● **Exercise directions**:
Extract the text of each entry below exactly, leaving every image behind.

※ ※ ※

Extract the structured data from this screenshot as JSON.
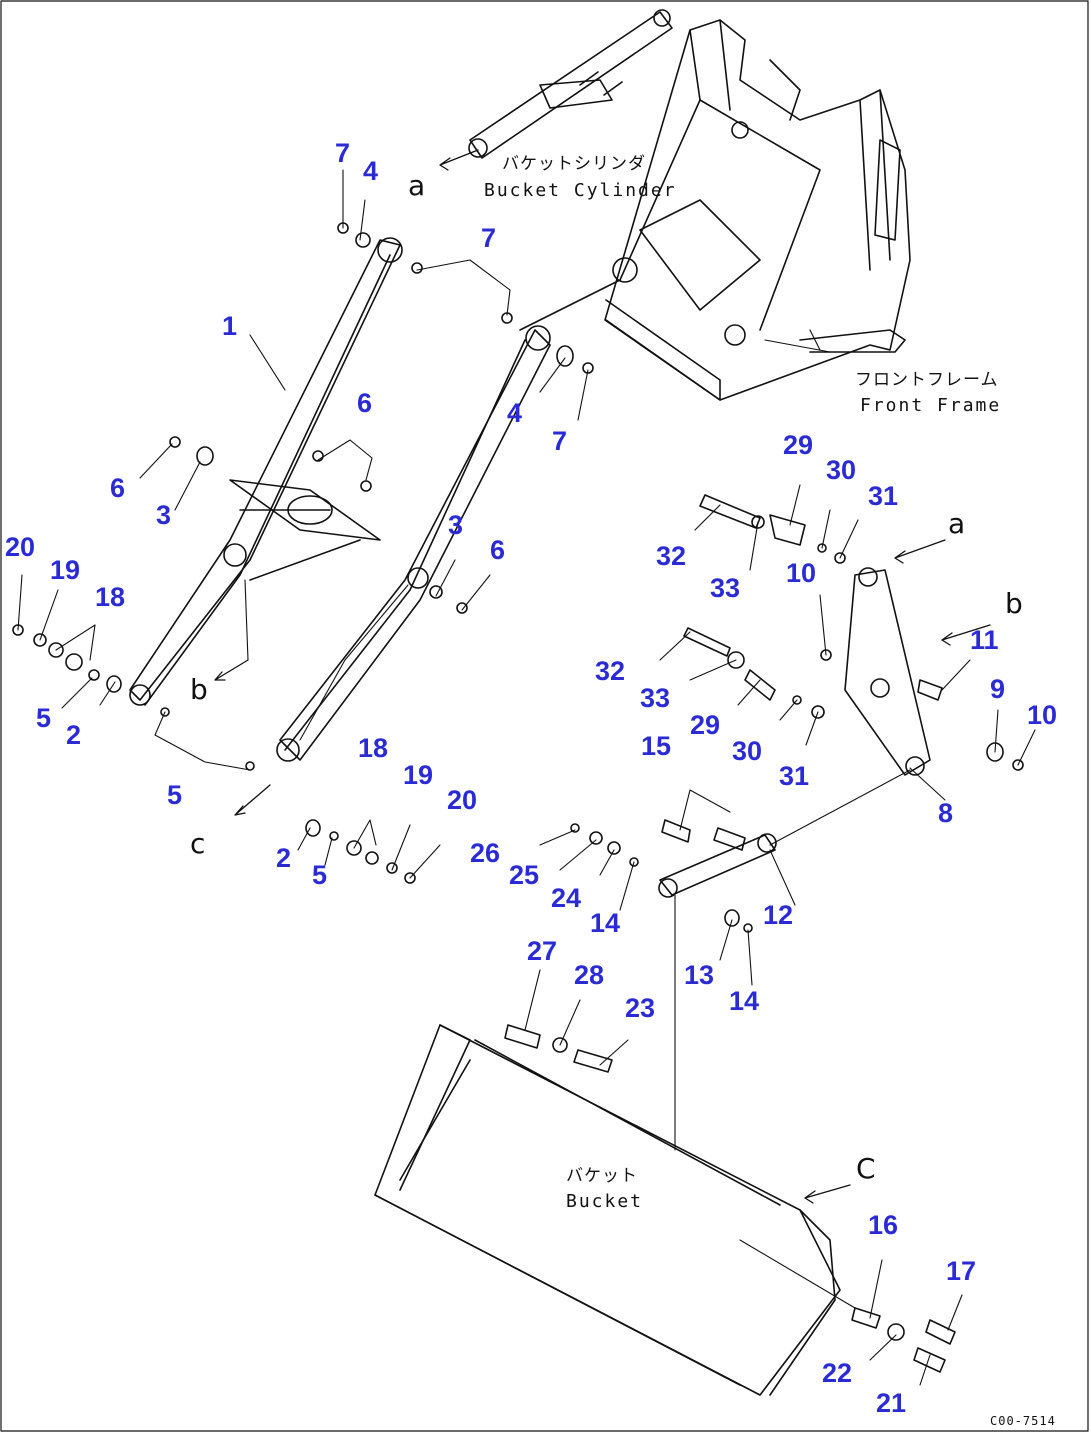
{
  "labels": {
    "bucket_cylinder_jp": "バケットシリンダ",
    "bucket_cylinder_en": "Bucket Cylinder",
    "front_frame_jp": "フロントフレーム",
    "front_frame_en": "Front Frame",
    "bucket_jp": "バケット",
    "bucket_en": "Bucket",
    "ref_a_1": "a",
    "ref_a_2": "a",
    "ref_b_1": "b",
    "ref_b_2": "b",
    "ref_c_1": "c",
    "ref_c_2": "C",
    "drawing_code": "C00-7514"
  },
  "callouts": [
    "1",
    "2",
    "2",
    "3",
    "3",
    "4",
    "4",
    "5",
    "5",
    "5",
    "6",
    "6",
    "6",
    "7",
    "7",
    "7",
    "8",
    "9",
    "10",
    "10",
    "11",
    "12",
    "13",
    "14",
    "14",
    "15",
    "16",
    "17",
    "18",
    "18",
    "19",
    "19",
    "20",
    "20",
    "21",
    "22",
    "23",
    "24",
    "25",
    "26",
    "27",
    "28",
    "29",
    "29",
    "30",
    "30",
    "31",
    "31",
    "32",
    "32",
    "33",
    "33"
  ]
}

※ ※ ※

● **Result for this exercise**:
Extract the structured data from this screenshot as JSON.
{
  "labels": {
    "bucket_cylinder_jp": "バケットシリンダ",
    "bucket_cylinder_en": "Bucket Cylinder",
    "front_frame_jp": "フロントフレーム",
    "front_frame_en": "Front Frame",
    "bucket_jp": "バケット",
    "bucket_en": "Bucket",
    "ref_a_1": "a",
    "ref_a_2": "a",
    "ref_b_1": "b",
    "ref_b_2": "b",
    "ref_c_1": "c",
    "ref_c_2": "C",
    "drawing_code": "C00-7514"
  },
  "callouts": [
    "1",
    "2",
    "2",
    "3",
    "3",
    "4",
    "4",
    "5",
    "5",
    "5",
    "6",
    "6",
    "6",
    "7",
    "7",
    "7",
    "8",
    "9",
    "10",
    "10",
    "11",
    "12",
    "13",
    "14",
    "14",
    "15",
    "16",
    "17",
    "18",
    "18",
    "19",
    "19",
    "20",
    "20",
    "21",
    "22",
    "23",
    "24",
    "25",
    "26",
    "27",
    "28",
    "29",
    "29",
    "30",
    "30",
    "31",
    "31",
    "32",
    "32",
    "33",
    "33"
  ]
}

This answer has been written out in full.